• **SHORT PROBLEM**
Narrow the data below down to the lines containing "дату".

• **MATERIALS PROVIDED**
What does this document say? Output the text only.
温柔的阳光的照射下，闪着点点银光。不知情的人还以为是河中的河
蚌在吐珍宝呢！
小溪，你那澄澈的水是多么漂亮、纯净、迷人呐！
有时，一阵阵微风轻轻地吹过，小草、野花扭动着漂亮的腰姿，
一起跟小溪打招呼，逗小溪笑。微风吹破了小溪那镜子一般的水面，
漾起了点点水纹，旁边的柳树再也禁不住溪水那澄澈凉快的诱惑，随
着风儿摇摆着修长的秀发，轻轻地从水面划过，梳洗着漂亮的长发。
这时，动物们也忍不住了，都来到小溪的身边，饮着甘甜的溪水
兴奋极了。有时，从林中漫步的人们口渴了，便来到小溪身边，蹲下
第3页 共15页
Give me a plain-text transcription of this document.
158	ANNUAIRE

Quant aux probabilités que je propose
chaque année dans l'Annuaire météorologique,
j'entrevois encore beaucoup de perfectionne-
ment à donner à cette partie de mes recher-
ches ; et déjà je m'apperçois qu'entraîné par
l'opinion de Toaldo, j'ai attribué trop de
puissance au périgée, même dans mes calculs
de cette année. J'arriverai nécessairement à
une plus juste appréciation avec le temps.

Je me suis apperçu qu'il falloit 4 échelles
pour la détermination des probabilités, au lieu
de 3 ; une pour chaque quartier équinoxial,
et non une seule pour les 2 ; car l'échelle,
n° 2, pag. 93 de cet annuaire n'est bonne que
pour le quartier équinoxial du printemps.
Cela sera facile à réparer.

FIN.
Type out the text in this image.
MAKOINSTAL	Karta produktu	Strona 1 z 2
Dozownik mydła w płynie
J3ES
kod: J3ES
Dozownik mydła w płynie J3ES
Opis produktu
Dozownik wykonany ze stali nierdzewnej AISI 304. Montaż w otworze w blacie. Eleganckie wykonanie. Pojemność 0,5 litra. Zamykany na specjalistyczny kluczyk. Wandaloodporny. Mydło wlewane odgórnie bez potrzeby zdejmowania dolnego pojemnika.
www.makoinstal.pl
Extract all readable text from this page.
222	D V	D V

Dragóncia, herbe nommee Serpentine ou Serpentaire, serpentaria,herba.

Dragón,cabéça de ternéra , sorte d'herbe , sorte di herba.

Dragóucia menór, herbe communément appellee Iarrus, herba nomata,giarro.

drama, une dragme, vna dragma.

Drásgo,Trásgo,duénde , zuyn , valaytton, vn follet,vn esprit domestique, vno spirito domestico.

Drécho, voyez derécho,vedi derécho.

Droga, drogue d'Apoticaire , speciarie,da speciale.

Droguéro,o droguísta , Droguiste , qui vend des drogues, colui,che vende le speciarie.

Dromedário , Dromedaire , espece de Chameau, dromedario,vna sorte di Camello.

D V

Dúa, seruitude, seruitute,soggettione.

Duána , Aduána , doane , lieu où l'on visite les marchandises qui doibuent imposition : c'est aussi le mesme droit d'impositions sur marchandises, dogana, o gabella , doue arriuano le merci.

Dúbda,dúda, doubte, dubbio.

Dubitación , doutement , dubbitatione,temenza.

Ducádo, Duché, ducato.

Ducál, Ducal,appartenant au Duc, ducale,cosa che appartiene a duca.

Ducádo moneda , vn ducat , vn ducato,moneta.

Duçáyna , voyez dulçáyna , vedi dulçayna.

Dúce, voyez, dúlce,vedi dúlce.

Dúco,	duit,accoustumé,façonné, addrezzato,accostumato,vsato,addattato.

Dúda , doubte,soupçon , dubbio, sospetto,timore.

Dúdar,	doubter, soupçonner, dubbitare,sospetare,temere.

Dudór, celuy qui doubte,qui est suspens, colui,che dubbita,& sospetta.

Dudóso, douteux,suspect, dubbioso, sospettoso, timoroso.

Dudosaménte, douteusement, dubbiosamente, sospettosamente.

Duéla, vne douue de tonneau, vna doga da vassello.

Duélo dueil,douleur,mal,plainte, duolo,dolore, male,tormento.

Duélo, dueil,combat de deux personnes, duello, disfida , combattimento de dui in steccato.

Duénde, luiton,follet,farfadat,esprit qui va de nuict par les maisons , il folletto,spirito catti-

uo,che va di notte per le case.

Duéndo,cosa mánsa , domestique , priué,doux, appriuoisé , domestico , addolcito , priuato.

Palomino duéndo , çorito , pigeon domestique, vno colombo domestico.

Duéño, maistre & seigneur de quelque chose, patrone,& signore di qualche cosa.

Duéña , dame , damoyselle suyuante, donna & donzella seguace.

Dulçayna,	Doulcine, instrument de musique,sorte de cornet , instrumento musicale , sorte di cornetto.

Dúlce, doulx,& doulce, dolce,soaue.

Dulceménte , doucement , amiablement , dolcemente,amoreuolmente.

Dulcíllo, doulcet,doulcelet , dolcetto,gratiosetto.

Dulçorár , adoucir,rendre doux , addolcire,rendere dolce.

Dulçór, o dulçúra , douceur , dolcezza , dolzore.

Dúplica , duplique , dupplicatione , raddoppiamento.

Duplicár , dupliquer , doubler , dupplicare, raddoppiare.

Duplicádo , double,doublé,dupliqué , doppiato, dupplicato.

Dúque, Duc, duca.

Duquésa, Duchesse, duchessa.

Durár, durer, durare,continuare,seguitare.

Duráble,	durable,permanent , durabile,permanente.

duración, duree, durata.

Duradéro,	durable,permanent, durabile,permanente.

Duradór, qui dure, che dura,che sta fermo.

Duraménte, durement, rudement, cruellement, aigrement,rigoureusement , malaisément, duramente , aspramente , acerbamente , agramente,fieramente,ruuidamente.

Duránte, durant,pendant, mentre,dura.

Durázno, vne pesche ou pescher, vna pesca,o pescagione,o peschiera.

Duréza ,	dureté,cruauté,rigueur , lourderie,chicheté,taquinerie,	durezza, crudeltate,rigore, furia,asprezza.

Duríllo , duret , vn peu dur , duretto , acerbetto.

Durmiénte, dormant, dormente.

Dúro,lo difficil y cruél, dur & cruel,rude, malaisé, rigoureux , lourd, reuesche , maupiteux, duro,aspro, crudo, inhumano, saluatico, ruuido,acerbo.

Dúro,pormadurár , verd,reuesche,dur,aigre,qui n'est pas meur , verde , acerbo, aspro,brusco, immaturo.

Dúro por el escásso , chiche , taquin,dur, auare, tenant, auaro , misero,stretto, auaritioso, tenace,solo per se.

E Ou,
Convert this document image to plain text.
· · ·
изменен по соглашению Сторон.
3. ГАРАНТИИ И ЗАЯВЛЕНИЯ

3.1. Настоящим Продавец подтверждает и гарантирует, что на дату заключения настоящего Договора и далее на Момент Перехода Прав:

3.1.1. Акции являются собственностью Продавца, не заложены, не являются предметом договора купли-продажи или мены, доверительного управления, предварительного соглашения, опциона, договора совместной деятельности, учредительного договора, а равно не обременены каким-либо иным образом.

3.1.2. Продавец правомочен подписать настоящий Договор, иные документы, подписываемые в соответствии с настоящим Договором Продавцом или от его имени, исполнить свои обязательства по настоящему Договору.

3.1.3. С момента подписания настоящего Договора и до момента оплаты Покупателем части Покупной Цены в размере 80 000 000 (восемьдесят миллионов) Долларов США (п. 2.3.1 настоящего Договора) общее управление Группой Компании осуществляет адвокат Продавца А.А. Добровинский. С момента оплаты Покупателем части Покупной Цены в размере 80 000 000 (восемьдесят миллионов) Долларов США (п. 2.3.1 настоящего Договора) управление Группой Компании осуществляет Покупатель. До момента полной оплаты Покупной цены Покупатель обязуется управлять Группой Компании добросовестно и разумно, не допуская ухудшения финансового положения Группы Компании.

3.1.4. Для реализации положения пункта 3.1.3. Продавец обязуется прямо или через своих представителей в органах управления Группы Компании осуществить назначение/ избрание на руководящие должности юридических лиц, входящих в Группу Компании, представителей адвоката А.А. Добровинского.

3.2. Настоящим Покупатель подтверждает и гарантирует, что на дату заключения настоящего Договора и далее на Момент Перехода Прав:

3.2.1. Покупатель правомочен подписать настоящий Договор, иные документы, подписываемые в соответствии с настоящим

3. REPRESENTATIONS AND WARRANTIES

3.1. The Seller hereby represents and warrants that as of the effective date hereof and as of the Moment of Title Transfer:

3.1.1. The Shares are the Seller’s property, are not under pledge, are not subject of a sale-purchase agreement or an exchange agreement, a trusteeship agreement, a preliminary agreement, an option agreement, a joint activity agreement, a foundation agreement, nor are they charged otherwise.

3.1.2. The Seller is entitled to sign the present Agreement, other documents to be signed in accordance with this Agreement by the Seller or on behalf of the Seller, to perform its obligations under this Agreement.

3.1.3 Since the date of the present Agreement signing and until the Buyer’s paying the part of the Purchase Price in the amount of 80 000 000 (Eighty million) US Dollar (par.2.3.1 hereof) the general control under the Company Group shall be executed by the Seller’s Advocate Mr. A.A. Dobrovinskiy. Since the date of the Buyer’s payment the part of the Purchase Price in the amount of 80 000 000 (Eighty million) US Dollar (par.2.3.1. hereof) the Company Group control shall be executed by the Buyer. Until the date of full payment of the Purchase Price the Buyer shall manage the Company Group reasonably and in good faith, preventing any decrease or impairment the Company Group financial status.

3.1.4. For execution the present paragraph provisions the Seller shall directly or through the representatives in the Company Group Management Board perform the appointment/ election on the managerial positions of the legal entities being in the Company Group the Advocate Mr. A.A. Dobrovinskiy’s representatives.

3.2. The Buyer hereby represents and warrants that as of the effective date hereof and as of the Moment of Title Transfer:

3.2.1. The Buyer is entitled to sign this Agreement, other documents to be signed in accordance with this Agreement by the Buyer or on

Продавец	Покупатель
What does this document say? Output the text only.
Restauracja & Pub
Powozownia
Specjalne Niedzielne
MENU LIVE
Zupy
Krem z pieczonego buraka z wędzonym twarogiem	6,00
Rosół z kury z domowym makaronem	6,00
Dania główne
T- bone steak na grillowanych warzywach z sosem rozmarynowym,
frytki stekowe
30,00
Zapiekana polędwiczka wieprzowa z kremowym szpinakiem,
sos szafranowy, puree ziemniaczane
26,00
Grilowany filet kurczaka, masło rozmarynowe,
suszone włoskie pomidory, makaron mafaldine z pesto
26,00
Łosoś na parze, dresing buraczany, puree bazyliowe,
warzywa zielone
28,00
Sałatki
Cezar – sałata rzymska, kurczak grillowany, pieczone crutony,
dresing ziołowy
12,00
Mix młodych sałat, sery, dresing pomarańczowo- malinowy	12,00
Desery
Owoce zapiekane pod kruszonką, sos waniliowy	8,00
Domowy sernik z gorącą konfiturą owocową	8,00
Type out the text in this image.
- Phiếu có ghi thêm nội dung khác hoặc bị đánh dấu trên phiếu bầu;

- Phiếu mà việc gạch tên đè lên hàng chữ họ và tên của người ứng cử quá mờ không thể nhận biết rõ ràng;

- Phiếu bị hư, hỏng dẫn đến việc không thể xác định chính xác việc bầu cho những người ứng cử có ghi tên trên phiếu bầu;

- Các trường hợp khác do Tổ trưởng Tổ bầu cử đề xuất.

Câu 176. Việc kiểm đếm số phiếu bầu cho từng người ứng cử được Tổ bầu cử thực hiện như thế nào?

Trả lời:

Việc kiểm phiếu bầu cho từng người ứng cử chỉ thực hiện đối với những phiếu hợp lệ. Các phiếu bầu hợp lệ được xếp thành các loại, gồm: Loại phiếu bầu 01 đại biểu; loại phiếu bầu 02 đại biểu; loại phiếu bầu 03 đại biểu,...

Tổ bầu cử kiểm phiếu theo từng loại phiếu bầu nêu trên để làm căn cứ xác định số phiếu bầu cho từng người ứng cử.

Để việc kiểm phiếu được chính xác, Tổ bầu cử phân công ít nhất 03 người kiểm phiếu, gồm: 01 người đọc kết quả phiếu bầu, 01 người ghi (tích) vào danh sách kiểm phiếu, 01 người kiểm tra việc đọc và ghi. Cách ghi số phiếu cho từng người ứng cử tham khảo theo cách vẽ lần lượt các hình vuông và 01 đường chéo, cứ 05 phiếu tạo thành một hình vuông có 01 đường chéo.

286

• **SOLUTION TO THIS EXERCISE**
3.1. Настоящим Продавец подтверждает и гарантирует, что на дату заключения настоящего Договора и далее на Момент Перехода Прав:
3.2. Настоящим Покупатель подтверждает и гарантирует, что на дату заключения настоящего Договора и далее на Момент Перехода Прав:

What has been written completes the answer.